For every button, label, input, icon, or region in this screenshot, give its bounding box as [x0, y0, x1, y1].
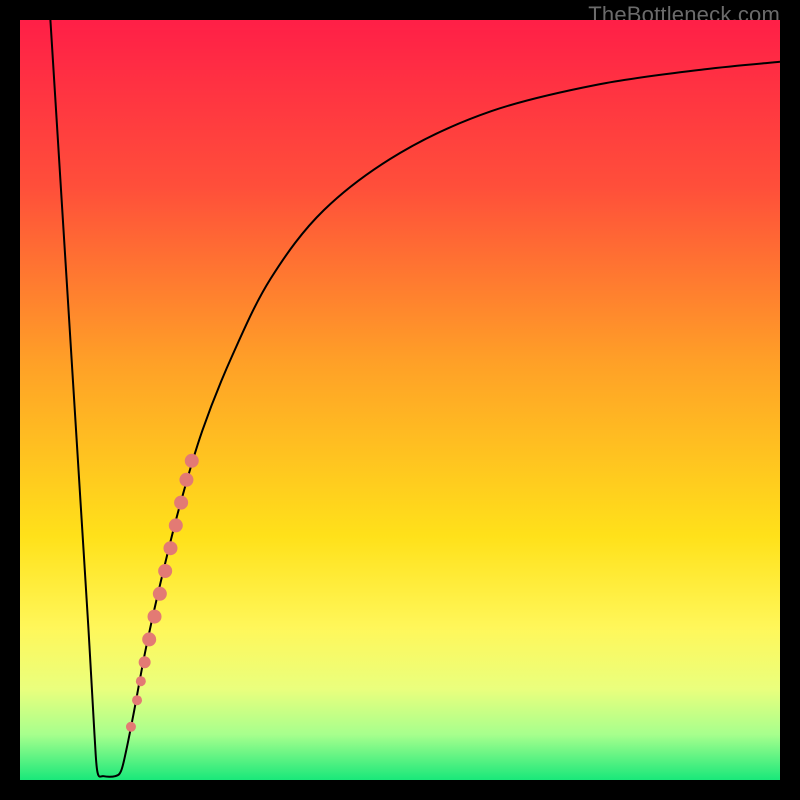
* * *
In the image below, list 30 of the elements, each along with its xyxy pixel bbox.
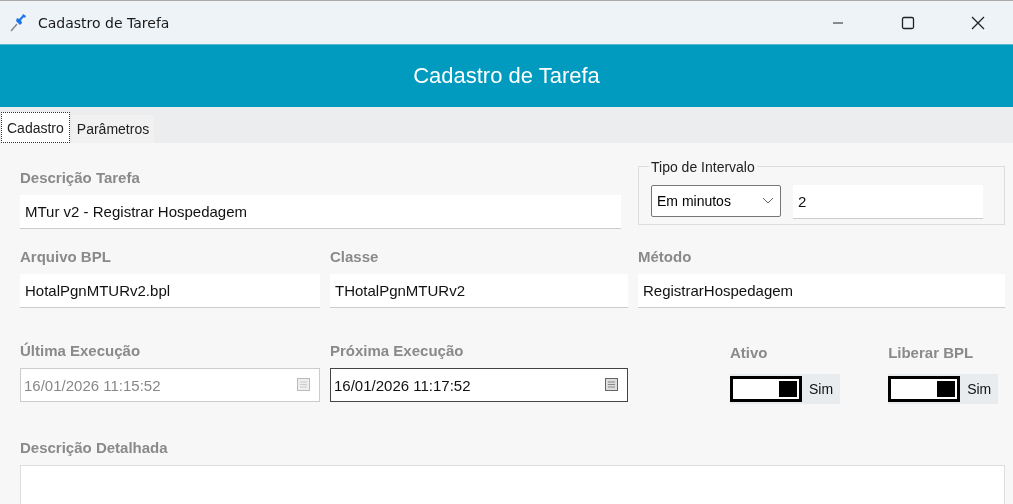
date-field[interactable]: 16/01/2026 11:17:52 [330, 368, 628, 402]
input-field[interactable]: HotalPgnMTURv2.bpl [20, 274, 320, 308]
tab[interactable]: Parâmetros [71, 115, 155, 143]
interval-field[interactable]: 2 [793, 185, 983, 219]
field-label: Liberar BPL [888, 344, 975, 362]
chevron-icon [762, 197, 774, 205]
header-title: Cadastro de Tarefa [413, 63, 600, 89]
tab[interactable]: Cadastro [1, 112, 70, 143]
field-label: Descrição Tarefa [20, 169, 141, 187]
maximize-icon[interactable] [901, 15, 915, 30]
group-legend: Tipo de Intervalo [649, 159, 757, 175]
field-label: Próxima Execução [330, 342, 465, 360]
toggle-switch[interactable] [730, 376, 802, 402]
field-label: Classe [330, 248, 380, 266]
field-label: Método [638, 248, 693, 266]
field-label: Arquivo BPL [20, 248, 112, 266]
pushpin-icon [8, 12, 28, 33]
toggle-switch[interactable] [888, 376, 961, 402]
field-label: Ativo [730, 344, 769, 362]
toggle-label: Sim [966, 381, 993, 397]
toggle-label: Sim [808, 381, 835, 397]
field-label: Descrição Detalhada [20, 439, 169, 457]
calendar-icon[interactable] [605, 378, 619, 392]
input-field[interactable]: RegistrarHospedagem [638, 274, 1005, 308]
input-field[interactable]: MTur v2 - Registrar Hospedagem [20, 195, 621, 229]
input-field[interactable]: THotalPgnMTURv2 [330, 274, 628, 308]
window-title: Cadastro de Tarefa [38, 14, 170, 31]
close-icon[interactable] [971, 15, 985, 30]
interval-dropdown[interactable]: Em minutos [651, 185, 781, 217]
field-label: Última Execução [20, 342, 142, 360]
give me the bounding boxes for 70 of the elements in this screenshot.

- _Stated task_: Copy the items from the line with "In the image" to the line with "tab[interactable]: Parâmetros [71, 115, 155, 143]", substituting "text-field" for "input-field" and changing nothing else. Leave out the pictures.

- _Exercise solution_:
In the image below, list 30 of the elements, each along with its xyxy pixel bbox.
date-field[interactable]: 16/01/2026 11:17:52 [330, 368, 628, 402]
text-field[interactable]: HotalPgnMTURv2.bpl [20, 274, 320, 308]
tab[interactable]: Parâmetros [71, 115, 155, 143]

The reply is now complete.